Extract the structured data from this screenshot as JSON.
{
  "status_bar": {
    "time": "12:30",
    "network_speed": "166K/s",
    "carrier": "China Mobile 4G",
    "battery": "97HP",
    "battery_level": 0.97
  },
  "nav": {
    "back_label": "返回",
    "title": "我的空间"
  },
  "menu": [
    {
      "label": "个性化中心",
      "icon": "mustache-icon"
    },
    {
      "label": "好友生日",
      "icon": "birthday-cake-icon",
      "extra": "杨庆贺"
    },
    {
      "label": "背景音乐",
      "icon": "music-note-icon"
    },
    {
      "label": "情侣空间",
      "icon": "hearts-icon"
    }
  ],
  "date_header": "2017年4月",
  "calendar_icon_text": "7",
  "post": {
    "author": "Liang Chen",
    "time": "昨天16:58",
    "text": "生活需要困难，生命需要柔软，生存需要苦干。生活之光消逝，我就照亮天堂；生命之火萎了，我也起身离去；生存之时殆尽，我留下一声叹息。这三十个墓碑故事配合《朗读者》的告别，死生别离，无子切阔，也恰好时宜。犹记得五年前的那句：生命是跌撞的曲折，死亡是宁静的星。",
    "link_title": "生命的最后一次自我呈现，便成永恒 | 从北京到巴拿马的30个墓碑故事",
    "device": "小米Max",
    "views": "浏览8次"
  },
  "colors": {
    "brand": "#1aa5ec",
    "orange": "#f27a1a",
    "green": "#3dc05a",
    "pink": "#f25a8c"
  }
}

***

_Your objective_: Recopy all the lines exactly as they appear.

_Exercise output_:
Extract the structured data from this screenshot as JSON.
{
  "status_bar": {
    "time": "12:30",
    "network_speed": "166K/s",
    "carrier": "China Mobile 4G",
    "battery": "97HP",
    "battery_level": 0.97
  },
  "nav": {
    "back_label": "返回",
    "title": "我的空间"
  },
  "menu": [
    {
      "label": "个性化中心",
      "icon": "mustache-icon"
    },
    {
      "label": "好友生日",
      "icon": "birthday-cake-icon",
      "extra": "杨庆贺"
    },
    {
      "label": "背景音乐",
      "icon": "music-note-icon"
    },
    {
      "label": "情侣空间",
      "icon": "hearts-icon"
    }
  ],
  "date_header": "2017年4月",
  "calendar_icon_text": "7",
  "post": {
    "author": "Liang Chen",
    "time": "昨天16:58",
    "text": "生活需要困难，生命需要柔软，生存需要苦干。生活之光消逝，我就照亮天堂；生命之火萎了，我也起身离去；生存之时殆尽，我留下一声叹息。这三十个墓碑故事配合《朗读者》的告别，死生别离，无子切阔，也恰好时宜。犹记得五年前的那句：生命是跌撞的曲折，死亡是宁静的星。",
    "link_title": "生命的最后一次自我呈现，便成永恒 | 从北京到巴拿马的30个墓碑故事",
    "device": "小米Max",
    "views": "浏览8次"
  },
  "colors": {
    "brand": "#1aa5ec",
    "orange": "#f27a1a",
    "green": "#3dc05a",
    "pink": "#f25a8c"
  }
}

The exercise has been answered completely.